>> BEGIN Entries shown
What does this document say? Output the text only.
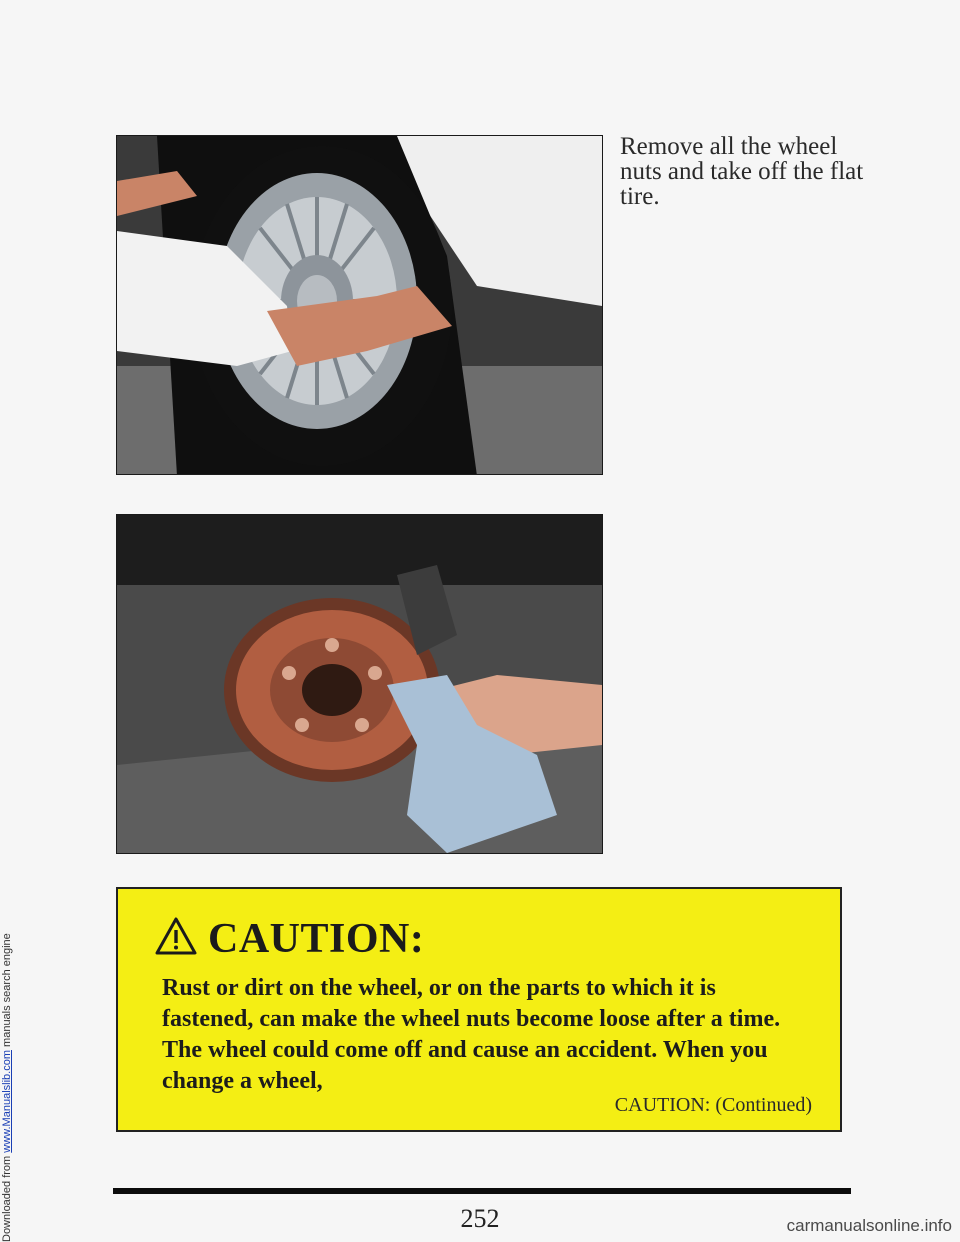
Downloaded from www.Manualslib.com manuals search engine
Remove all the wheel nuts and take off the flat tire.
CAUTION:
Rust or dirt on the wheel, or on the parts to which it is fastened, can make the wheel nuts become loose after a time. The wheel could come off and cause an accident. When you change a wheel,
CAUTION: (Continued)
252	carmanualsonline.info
>> END Entries shown
Repeat each entry above word for word, leaving every picture out.

What does this document say? Output the text only.
Downloaded from www.Manualslib.com manuals search engine
Remove all the wheel nuts and take off the flat tire.
CAUTION:
Rust or dirt on the wheel, or on the parts to which it is fastened, can make the wheel nuts become loose after a time. The wheel could come off and cause an accident. When you change a wheel,
CAUTION: (Continued)
252	carmanualsonline.info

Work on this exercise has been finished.